#### WORK TO BE COMPLETED:
Copy the data below line for line, without changing anything, and leave the pictures out of your answer.

#### RECORD EXTRACTS:
## START

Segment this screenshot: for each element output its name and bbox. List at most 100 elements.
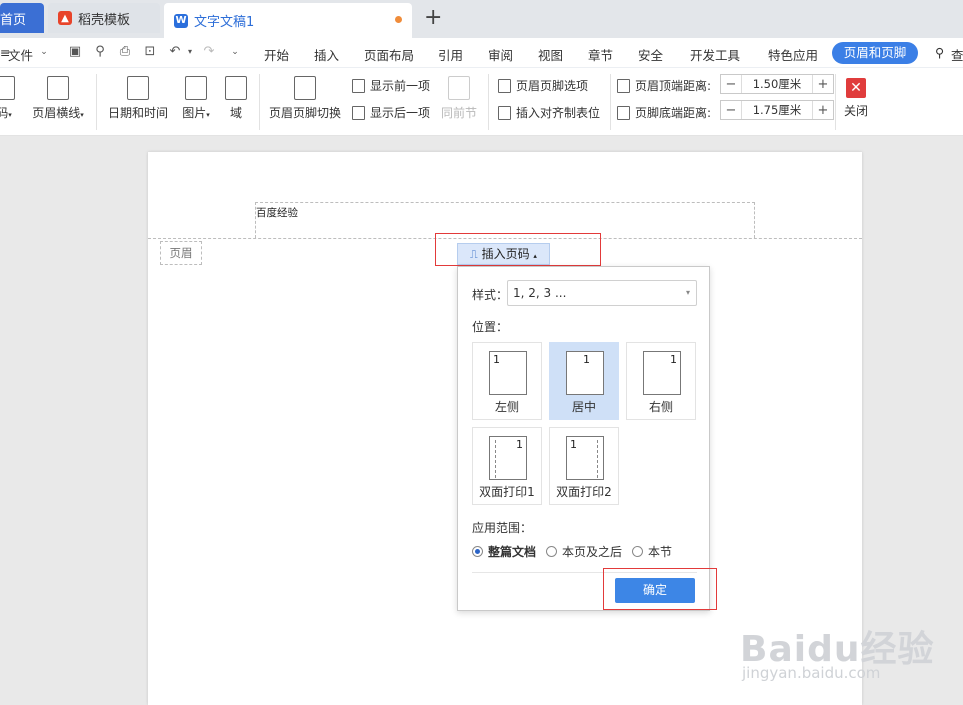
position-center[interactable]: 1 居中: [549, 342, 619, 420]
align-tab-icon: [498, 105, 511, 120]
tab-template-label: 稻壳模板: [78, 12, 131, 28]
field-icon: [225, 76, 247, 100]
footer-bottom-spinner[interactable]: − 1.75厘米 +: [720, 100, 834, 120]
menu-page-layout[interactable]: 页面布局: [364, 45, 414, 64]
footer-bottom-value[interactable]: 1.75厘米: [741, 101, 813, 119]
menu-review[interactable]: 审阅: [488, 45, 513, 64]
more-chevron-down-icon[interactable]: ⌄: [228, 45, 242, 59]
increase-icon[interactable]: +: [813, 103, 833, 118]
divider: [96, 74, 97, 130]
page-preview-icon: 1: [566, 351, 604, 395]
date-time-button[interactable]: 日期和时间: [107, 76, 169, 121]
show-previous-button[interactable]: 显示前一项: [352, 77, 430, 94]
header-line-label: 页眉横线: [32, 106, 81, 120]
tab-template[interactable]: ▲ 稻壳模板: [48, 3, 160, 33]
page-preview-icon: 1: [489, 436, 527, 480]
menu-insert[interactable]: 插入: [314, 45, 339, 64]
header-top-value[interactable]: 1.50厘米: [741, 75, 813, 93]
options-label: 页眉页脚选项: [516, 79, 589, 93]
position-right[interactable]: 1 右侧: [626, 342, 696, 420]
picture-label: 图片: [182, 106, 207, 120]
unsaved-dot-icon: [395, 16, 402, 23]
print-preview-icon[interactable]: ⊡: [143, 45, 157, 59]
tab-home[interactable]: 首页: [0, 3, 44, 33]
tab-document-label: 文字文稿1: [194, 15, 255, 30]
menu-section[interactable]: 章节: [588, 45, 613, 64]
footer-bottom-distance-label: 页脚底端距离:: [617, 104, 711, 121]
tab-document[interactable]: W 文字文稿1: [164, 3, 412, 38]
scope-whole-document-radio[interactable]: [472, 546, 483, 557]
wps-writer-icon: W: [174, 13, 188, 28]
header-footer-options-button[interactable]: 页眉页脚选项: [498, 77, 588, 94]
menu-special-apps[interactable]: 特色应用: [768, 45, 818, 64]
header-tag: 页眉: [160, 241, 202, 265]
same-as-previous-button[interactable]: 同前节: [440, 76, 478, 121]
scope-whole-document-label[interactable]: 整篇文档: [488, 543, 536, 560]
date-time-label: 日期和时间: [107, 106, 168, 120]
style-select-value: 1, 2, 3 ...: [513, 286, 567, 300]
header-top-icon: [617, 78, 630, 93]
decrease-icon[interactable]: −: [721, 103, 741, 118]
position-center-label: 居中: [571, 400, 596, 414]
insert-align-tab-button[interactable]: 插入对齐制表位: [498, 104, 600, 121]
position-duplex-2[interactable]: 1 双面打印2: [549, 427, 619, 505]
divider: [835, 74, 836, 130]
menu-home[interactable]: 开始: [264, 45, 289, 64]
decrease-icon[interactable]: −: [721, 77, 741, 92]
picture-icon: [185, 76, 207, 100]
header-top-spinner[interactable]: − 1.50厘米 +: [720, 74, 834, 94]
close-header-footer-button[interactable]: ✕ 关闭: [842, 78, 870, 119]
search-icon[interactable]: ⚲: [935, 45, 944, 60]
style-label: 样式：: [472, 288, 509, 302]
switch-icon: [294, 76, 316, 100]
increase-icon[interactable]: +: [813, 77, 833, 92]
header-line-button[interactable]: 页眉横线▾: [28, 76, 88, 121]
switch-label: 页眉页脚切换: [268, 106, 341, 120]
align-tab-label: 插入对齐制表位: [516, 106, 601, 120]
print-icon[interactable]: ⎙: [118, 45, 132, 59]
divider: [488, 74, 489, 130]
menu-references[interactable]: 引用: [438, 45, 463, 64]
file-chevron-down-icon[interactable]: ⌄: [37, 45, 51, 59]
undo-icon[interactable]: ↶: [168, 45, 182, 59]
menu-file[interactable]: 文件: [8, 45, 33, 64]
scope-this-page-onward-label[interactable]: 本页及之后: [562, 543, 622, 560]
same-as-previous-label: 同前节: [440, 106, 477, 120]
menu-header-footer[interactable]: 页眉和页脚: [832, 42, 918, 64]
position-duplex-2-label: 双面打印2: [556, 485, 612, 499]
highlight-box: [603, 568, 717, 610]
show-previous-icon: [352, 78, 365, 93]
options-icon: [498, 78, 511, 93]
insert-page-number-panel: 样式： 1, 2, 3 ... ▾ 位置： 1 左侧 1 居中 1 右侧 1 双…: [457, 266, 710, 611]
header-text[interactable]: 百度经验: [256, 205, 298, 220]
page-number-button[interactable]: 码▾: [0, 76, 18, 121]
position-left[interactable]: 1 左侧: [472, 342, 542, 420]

## END

#### CORRECT OUTPUT:
Segment this screenshot: for each element output its name and bbox. List at most 100 elements.
position-center[interactable]: 1 居中: [549, 342, 619, 420]
align-tab-icon: [498, 105, 511, 120]
tab-template-label: 稻壳模板: [78, 12, 131, 28]
field-icon: [225, 76, 247, 100]
footer-bottom-spinner[interactable]: − 1.75厘米 +: [720, 100, 834, 120]
menu-page-layout[interactable]: 页面布局: [364, 45, 414, 64]
footer-bottom-value[interactable]: 1.75厘米: [741, 101, 813, 119]
menu-review[interactable]: 审阅: [488, 45, 513, 64]
more-chevron-down-icon[interactable]: ⌄: [228, 45, 242, 59]
increase-icon[interactable]: +: [813, 103, 833, 118]
divider: [96, 74, 97, 130]
page-preview-icon: 1: [566, 351, 604, 395]
date-time-button[interactable]: 日期和时间: [107, 76, 169, 121]
show-previous-button[interactable]: 显示前一项: [352, 77, 430, 94]
header-line-label: 页眉横线: [32, 106, 81, 120]
tab-template[interactable]: ▲ 稻壳模板: [48, 3, 160, 33]
page-preview-icon: 1: [489, 436, 527, 480]
menu-insert[interactable]: 插入: [314, 45, 339, 64]
header-top-value[interactable]: 1.50厘米: [741, 75, 813, 93]
options-label: 页眉页脚选项: [516, 79, 589, 93]
position-right[interactable]: 1 右侧: [626, 342, 696, 420]
picture-label: 图片: [182, 106, 207, 120]
unsaved-dot-icon: [395, 16, 402, 23]
print-preview-icon[interactable]: ⊡: [143, 45, 157, 59]
tab-home[interactable]: 首页: [0, 3, 44, 33]
tab-document-label: 文字文稿1: [194, 15, 255, 30]
menu-section[interactable]: 章节: [588, 45, 613, 64]
footer-bottom-distance-label: 页脚底端距离:: [617, 104, 711, 121]
tab-document[interactable]: W 文字文稿1: [164, 3, 412, 38]
scope-whole-document-radio[interactable]: [472, 546, 483, 557]
wps-writer-icon: W: [174, 13, 188, 28]
header-footer-options-button[interactable]: 页眉页脚选项: [498, 77, 588, 94]
menu-special-apps[interactable]: 特色应用: [768, 45, 818, 64]
header-tag: 页眉: [160, 241, 202, 265]
same-as-previous-button[interactable]: 同前节: [440, 76, 478, 121]
scope-whole-document-label[interactable]: 整篇文档: [488, 543, 536, 560]
date-time-label: 日期和时间: [107, 106, 168, 120]
style-select-value: 1, 2, 3 ...: [513, 286, 567, 300]
header-top-icon: [617, 78, 630, 93]
decrease-icon[interactable]: −: [721, 103, 741, 118]
position-center-label: 居中: [571, 400, 596, 414]
insert-align-tab-button[interactable]: 插入对齐制表位: [498, 104, 600, 121]
position-duplex-2[interactable]: 1 双面打印2: [549, 427, 619, 505]
divider: [835, 74, 836, 130]
menu-home[interactable]: 开始: [264, 45, 289, 64]
decrease-icon[interactable]: −: [721, 77, 741, 92]
picture-icon: [185, 76, 207, 100]
header-top-spinner[interactable]: − 1.50厘米 +: [720, 74, 834, 94]
close-header-footer-button[interactable]: ✕ 关闭: [842, 78, 870, 119]
search-icon[interactable]: ⚲: [935, 45, 944, 60]
style-label: 样式：: [472, 288, 509, 302]
switch-icon: [294, 76, 316, 100]
increase-icon[interactable]: +: [813, 77, 833, 92]
header-line-button[interactable]: 页眉横线▾: [28, 76, 88, 121]
switch-label: 页眉页脚切换: [268, 106, 341, 120]
align-tab-label: 插入对齐制表位: [516, 106, 601, 120]
print-icon[interactable]: ⎙: [118, 45, 132, 59]
divider: [488, 74, 489, 130]
menu-references[interactable]: 引用: [438, 45, 463, 64]
file-chevron-down-icon[interactable]: ⌄: [37, 45, 51, 59]
undo-icon[interactable]: ↶: [168, 45, 182, 59]
menu-file[interactable]: 文件: [8, 45, 33, 64]
scope-this-page-onward-label[interactable]: 本页及之后: [562, 543, 622, 560]
same-as-previous-label: 同前节: [440, 106, 477, 120]
menu-header-footer[interactable]: 页眉和页脚: [832, 42, 918, 64]
position-duplex-2-label: 双面打印2: [556, 485, 612, 499]
highlight-box: [603, 568, 717, 610]
show-previous-icon: [352, 78, 365, 93]
options-icon: [498, 78, 511, 93]
insert-page-number-panel: 样式： 1, 2, 3 ... ▾ 位置： 1 左侧 1 居中 1 右侧 1 双…: [457, 266, 710, 611]
header-text[interactable]: 百度经验: [256, 205, 298, 220]
page-number-button[interactable]: 码▾: [0, 76, 18, 121]
position-left[interactable]: 1 左侧: [472, 342, 542, 420]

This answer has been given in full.